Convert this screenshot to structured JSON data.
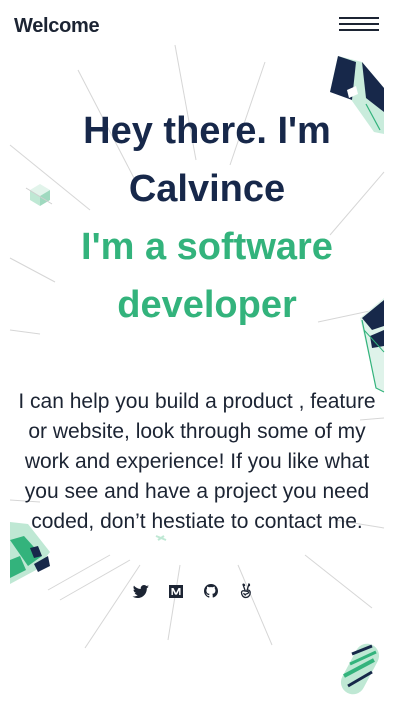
{
  "header": {
    "brand": "Welcome",
    "menu_icon": "hamburger-menu-icon"
  },
  "hero": {
    "intro_line1": "Hey there. I'm",
    "intro_line2": "Calvince",
    "role_line1": "I'm a software",
    "role_line2": "developer"
  },
  "bio": {
    "text": "I can help you build a product , feature or website, look through some of my work and experience! If you like what you see and have a project you need coded, don’t hestiate to contact me."
  },
  "social": [
    {
      "icon": "twitter-icon"
    },
    {
      "icon": "medium-icon"
    },
    {
      "icon": "github-icon"
    },
    {
      "icon": "angellist-icon"
    }
  ],
  "colors": {
    "heading_navy": "#17284a",
    "accent_green": "#33b37c",
    "text_dark": "#1c2433",
    "deco_mint": "#bfe8d4"
  }
}
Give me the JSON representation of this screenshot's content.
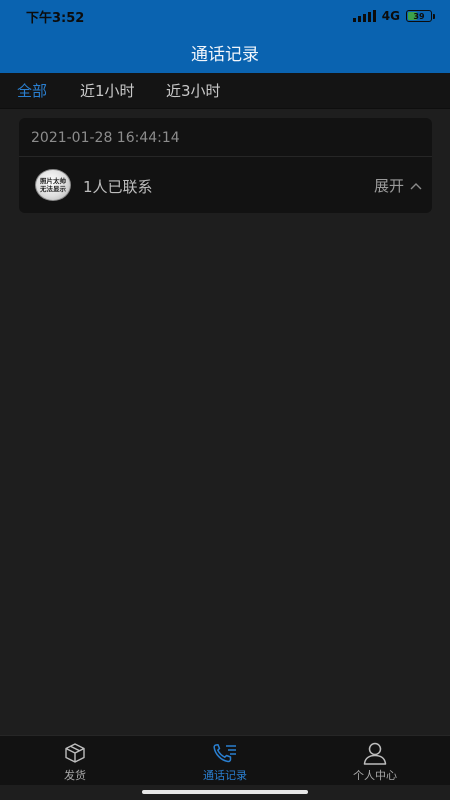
{
  "status_bar": {
    "time": "下午3:52",
    "network": "4G",
    "battery": "39"
  },
  "header": {
    "title": "通话记录"
  },
  "tabs": [
    {
      "label": "全部",
      "active": true
    },
    {
      "label": "近1小时",
      "active": false
    },
    {
      "label": "近3小时",
      "active": false
    }
  ],
  "records": [
    {
      "time": "2021-01-28 16:44:14",
      "avatar_text": [
        "照片太帅",
        "无法显示"
      ],
      "summary": "1人已联系",
      "expand_label": "展开",
      "expand_icon": "chevron-up-icon"
    }
  ],
  "bottom_nav": [
    {
      "label": "发货",
      "icon": "package-icon",
      "active": false
    },
    {
      "label": "通话记录",
      "icon": "phone-call-log-icon",
      "active": true
    },
    {
      "label": "个人中心",
      "icon": "user-icon",
      "active": false
    }
  ],
  "colors": {
    "brand": "#0a63b0",
    "active": "#2a7fd0",
    "background": "#1e1e1e"
  }
}
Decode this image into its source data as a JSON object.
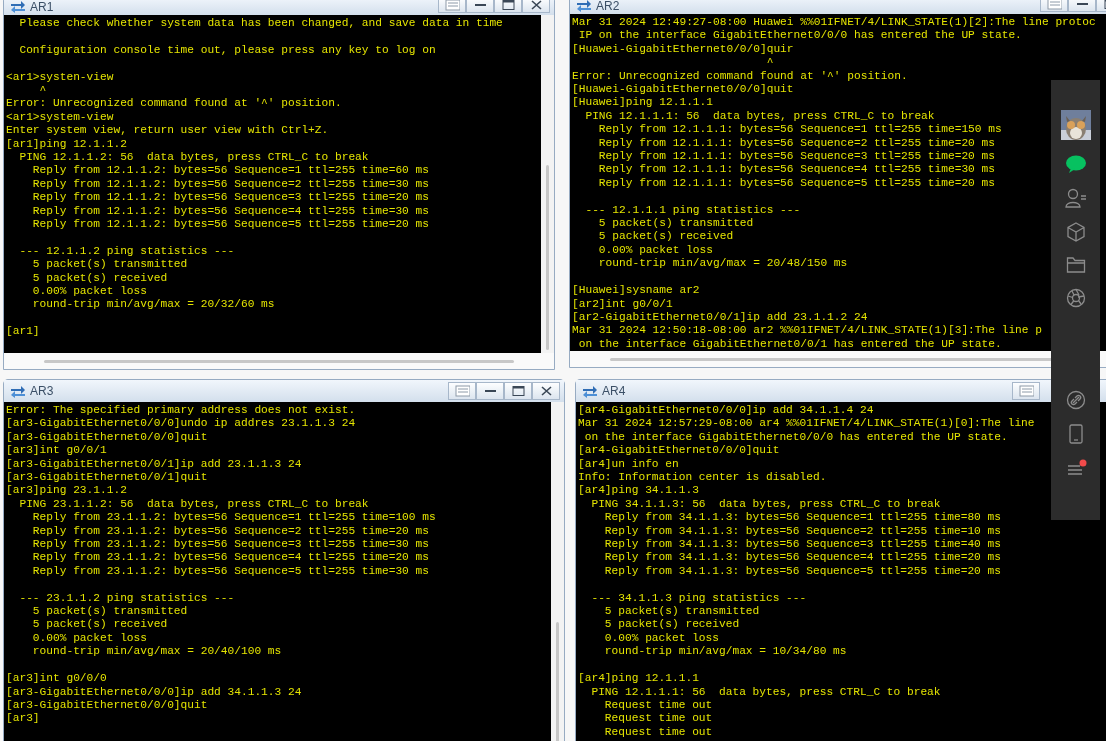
{
  "windows": [
    {
      "title": "AR1",
      "buttons": [
        {
          "kind": "tile"
        },
        {
          "kind": "minimize"
        },
        {
          "kind": "maximize"
        },
        {
          "kind": "close"
        }
      ],
      "blocks": [
        [
          "  Please check whether system data has been changed, and save data in time"
        ],
        [
          "  Configuration console time out, please press any key to log on"
        ],
        [
          "<ar1>systen-view",
          "     ^",
          "Error: Unrecognized command found at '^' position.",
          "<ar1>system-view",
          "Enter system view, return user view with Ctrl+Z.",
          "[ar1]ping 12.1.1.2",
          "  PING 12.1.1.2: 56  data bytes, press CTRL_C to break",
          "    Reply from 12.1.1.2: bytes=56 Sequence=1 ttl=255 time=60 ms",
          "    Reply from 12.1.1.2: bytes=56 Sequence=2 ttl=255 time=30 ms",
          "    Reply from 12.1.1.2: bytes=56 Sequence=3 ttl=255 time=20 ms",
          "    Reply from 12.1.1.2: bytes=56 Sequence=4 ttl=255 time=30 ms",
          "    Reply from 12.1.1.2: bytes=56 Sequence=5 ttl=255 time=20 ms"
        ],
        [
          "  --- 12.1.1.2 ping statistics ---",
          "    5 packet(s) transmitted",
          "    5 packet(s) received",
          "    0.00% packet loss",
          "    round-trip min/avg/max = 20/32/60 ms"
        ],
        [
          "[ar1]"
        ]
      ]
    },
    {
      "title": "AR2",
      "buttons": [
        {
          "kind": "tile"
        },
        {
          "kind": "minimize"
        },
        {
          "kind": "maximize"
        }
      ],
      "blocks": [
        [
          "Mar 31 2024 12:49:27-08:00 Huawei %%01IFNET/4/LINK_STATE(1)[2]:The line protoc",
          " IP on the interface GigabitEthernet0/0/0 has entered the UP state.",
          "[Huawei-GigabitEthernet0/0/0]quir",
          "                             ^",
          "Error: Unrecognized command found at '^' position.",
          "[Huawei-GigabitEthernet0/0/0]quit",
          "[Huawei]ping 12.1.1.1",
          "  PING 12.1.1.1: 56  data bytes, press CTRL_C to break",
          "    Reply from 12.1.1.1: bytes=56 Sequence=1 ttl=255 time=150 ms",
          "    Reply from 12.1.1.1: bytes=56 Sequence=2 ttl=255 time=20 ms",
          "    Reply from 12.1.1.1: bytes=56 Sequence=3 ttl=255 time=20 ms",
          "    Reply from 12.1.1.1: bytes=56 Sequence=4 ttl=255 time=30 ms",
          "    Reply from 12.1.1.1: bytes=56 Sequence=5 ttl=255 time=20 ms"
        ],
        [
          "  --- 12.1.1.1 ping statistics ---",
          "    5 packet(s) transmitted",
          "    5 packet(s) received",
          "    0.00% packet loss",
          "    round-trip min/avg/max = 20/48/150 ms"
        ],
        [
          "[Huawei]sysname ar2",
          "[ar2]int g0/0/1",
          "[ar2-GigabitEthernet0/0/1]ip add 23.1.1.2 24",
          "Mar 31 2024 12:50:18-08:00 ar2 %%01IFNET/4/LINK_STATE(1)[3]:The line p",
          " on the interface GigabitEthernet0/0/1 has entered the UP state."
        ]
      ]
    },
    {
      "title": "AR3",
      "buttons": [
        {
          "kind": "tile"
        },
        {
          "kind": "minimize"
        },
        {
          "kind": "maximize"
        },
        {
          "kind": "close"
        }
      ],
      "blocks": [
        [
          "Error: The specified primary address does not exist.",
          "[ar3-GigabitEthernet0/0/0]undo ip addres 23.1.1.3 24",
          "[ar3-GigabitEthernet0/0/0]quit",
          "[ar3]int g0/0/1",
          "[ar3-GigabitEthernet0/0/1]ip add 23.1.1.3 24",
          "[ar3-GigabitEthernet0/0/1]quit",
          "[ar3]ping 23.1.1.2",
          "  PING 23.1.1.2: 56  data bytes, press CTRL_C to break",
          "    Reply from 23.1.1.2: bytes=56 Sequence=1 ttl=255 time=100 ms",
          "    Reply from 23.1.1.2: bytes=56 Sequence=2 ttl=255 time=20 ms",
          "    Reply from 23.1.1.2: bytes=56 Sequence=3 ttl=255 time=30 ms",
          "    Reply from 23.1.1.2: bytes=56 Sequence=4 ttl=255 time=20 ms",
          "    Reply from 23.1.1.2: bytes=56 Sequence=5 ttl=255 time=30 ms"
        ],
        [
          "  --- 23.1.1.2 ping statistics ---",
          "    5 packet(s) transmitted",
          "    5 packet(s) received",
          "    0.00% packet loss",
          "    round-trip min/avg/max = 20/40/100 ms"
        ],
        [
          "[ar3]int g0/0/0",
          "[ar3-GigabitEthernet0/0/0]ip add 34.1.1.3 24",
          "[ar3-GigabitEthernet0/0/0]quit",
          "[ar3]"
        ]
      ]
    },
    {
      "title": "AR4",
      "buttons": [
        {
          "kind": "tile"
        }
      ],
      "blocks": [
        [
          "[ar4-GigabitEthernet0/0/0]ip add 34.1.1.4 24",
          "Mar 31 2024 12:57:29-08:00 ar4 %%01IFNET/4/LINK_STATE(1)[0]:The line",
          " on the interface GigabitEthernet0/0/0 has entered the UP state.",
          "[ar4-GigabitEthernet0/0/0]quit",
          "[ar4]un info en",
          "Info: Information center is disabled.",
          "[ar4]ping 34.1.1.3",
          "  PING 34.1.1.3: 56  data bytes, press CTRL_C to break",
          "    Reply from 34.1.1.3: bytes=56 Sequence=1 ttl=255 time=80 ms",
          "    Reply from 34.1.1.3: bytes=56 Sequence=2 ttl=255 time=10 ms",
          "    Reply from 34.1.1.3: bytes=56 Sequence=3 ttl=255 time=40 ms",
          "    Reply from 34.1.1.3: bytes=56 Sequence=4 ttl=255 time=20 ms",
          "    Reply from 34.1.1.3: bytes=56 Sequence=5 ttl=255 time=20 ms"
        ],
        [
          "  --- 34.1.1.3 ping statistics ---",
          "    5 packet(s) transmitted",
          "    5 packet(s) received",
          "    0.00% packet loss",
          "    round-trip min/avg/max = 10/34/80 ms"
        ],
        [
          "[ar4]ping 12.1.1.1",
          "  PING 12.1.1.1: 56  data bytes, press CTRL_C to break",
          "    Request time out",
          "    Request time out",
          "    Request time out"
        ]
      ]
    }
  ]
}
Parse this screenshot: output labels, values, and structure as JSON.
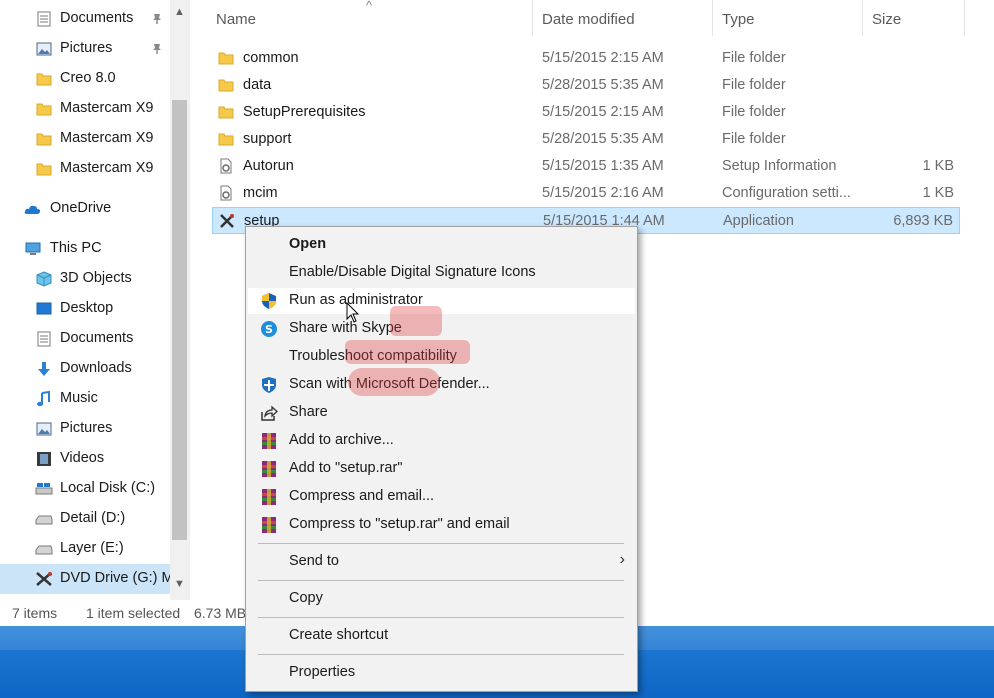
{
  "nav": {
    "items": [
      {
        "label": "Documents",
        "icon": "documents-icon",
        "pinned": true
      },
      {
        "label": "Pictures",
        "icon": "pictures-icon",
        "pinned": true
      },
      {
        "label": "Creo 8.0",
        "icon": "folder-icon"
      },
      {
        "label": "Mastercam X9",
        "icon": "folder-icon"
      },
      {
        "label": "Mastercam X9",
        "icon": "folder-icon"
      },
      {
        "label": "Mastercam X9",
        "icon": "folder-icon"
      },
      {
        "label": "OneDrive",
        "icon": "onedrive-icon"
      },
      {
        "label": "This PC",
        "icon": "this-pc-icon"
      },
      {
        "label": "3D Objects",
        "icon": "3d-objects-icon"
      },
      {
        "label": "Desktop",
        "icon": "desktop-icon"
      },
      {
        "label": "Documents",
        "icon": "documents-icon"
      },
      {
        "label": "Downloads",
        "icon": "downloads-icon"
      },
      {
        "label": "Music",
        "icon": "music-icon"
      },
      {
        "label": "Pictures",
        "icon": "pictures-icon"
      },
      {
        "label": "Videos",
        "icon": "videos-icon"
      },
      {
        "label": "Local Disk (C:)",
        "icon": "local-disk-icon"
      },
      {
        "label": "Detail (D:)",
        "icon": "drive-icon"
      },
      {
        "label": "Layer (E:)",
        "icon": "drive-icon"
      },
      {
        "label": "DVD Drive (G:) M",
        "icon": "dvd-drive-icon",
        "selected": true
      }
    ]
  },
  "columns": {
    "name": "Name",
    "date": "Date modified",
    "type": "Type",
    "size": "Size"
  },
  "files": [
    {
      "name": "common",
      "date": "5/15/2015 2:15 AM",
      "type": "File folder",
      "size": "",
      "icon": "folder-icon"
    },
    {
      "name": "data",
      "date": "5/28/2015 5:35 AM",
      "type": "File folder",
      "size": "",
      "icon": "folder-icon"
    },
    {
      "name": "SetupPrerequisites",
      "date": "5/15/2015 2:15 AM",
      "type": "File folder",
      "size": "",
      "icon": "folder-icon"
    },
    {
      "name": "support",
      "date": "5/28/2015 5:35 AM",
      "type": "File folder",
      "size": "",
      "icon": "folder-icon"
    },
    {
      "name": "Autorun",
      "date": "5/15/2015 1:35 AM",
      "type": "Setup Information",
      "size": "1 KB",
      "icon": "setup-info-icon"
    },
    {
      "name": "mcim",
      "date": "5/15/2015 2:16 AM",
      "type": "Configuration setti...",
      "size": "1 KB",
      "icon": "config-icon"
    },
    {
      "name": "setup",
      "date": "5/15/2015 1:44 AM",
      "type": "Application",
      "size": "6,893 KB",
      "icon": "mastercam-app-icon",
      "selected": true
    }
  ],
  "status": {
    "count": "7 items",
    "selected": "1 item selected",
    "size": "6.73 MB"
  },
  "context_menu": {
    "open": "Open",
    "sig_icons": "Enable/Disable Digital Signature Icons",
    "run_admin": "Run as administrator",
    "skype": "Share with Skype",
    "troubleshoot": "Troubleshoot compatibility",
    "defender": "Scan with Microsoft Defender...",
    "share": "Share",
    "add_archive": "Add to archive...",
    "add_rar": "Add to \"setup.rar\"",
    "compress_email": "Compress and email...",
    "compress_rar_email": "Compress to \"setup.rar\" and email",
    "send_to": "Send to",
    "copy": "Copy",
    "create_shortcut": "Create shortcut",
    "properties": "Properties"
  },
  "colors": {
    "selection": "#cce8ff",
    "nav_selection": "#cce4f7",
    "taskbar": "#1a74cf",
    "menu_bg": "#f2f2f2"
  }
}
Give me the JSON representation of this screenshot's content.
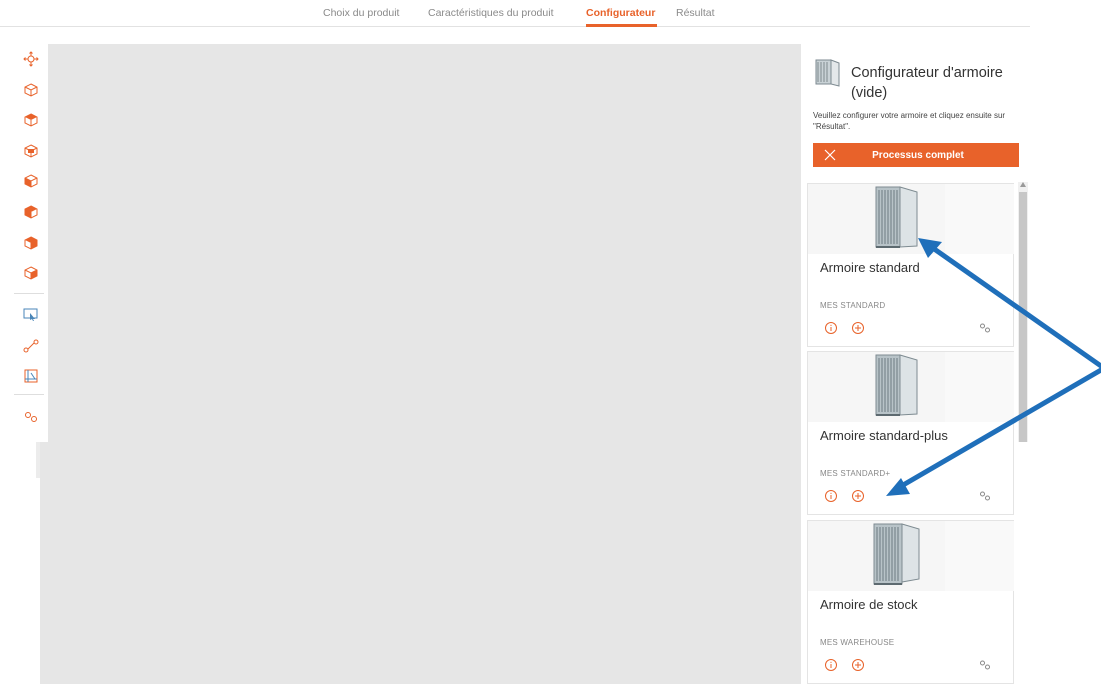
{
  "tabs": [
    {
      "label": "Choix du produit",
      "active": false
    },
    {
      "label": "Caractéristiques du produit",
      "active": false
    },
    {
      "label": "Configurateur",
      "active": true
    },
    {
      "label": "Résultat",
      "active": false
    }
  ],
  "toolbar": {
    "icons": [
      "move-icon",
      "cube-outline-icon",
      "cube-top-icon",
      "cube-side-icon",
      "cube-front-icon",
      "cube-left-icon",
      "cube-right-icon",
      "cube-bottom-icon",
      "select-area-icon",
      "connect-icon",
      "layout-icon",
      "settings-gears-icon"
    ]
  },
  "panel": {
    "title": "Configurateur d'armoire (vide)",
    "description": "Veuillez configurer votre armoire et cliquez ensuite sur \"Résultat\".",
    "process_button": "Processus complet",
    "cards": [
      {
        "name": "Armoire standard",
        "code": "MES STANDARD"
      },
      {
        "name": "Armoire standard-plus",
        "code": "MES STANDARD+"
      },
      {
        "name": "Armoire de stock",
        "code": "MES WAREHOUSE"
      }
    ]
  },
  "colors": {
    "accent": "#e8622a",
    "annotation_arrow": "#1f6fba",
    "canvas": "#e6e6e6"
  }
}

- - - - -

Search the records for the word "Compress". Copy every line that has it.

*Exercise solution*.
    "compress_email": "Compress and email...",
    "compress_rar_email": "Compress to \"setup.rar\" and email",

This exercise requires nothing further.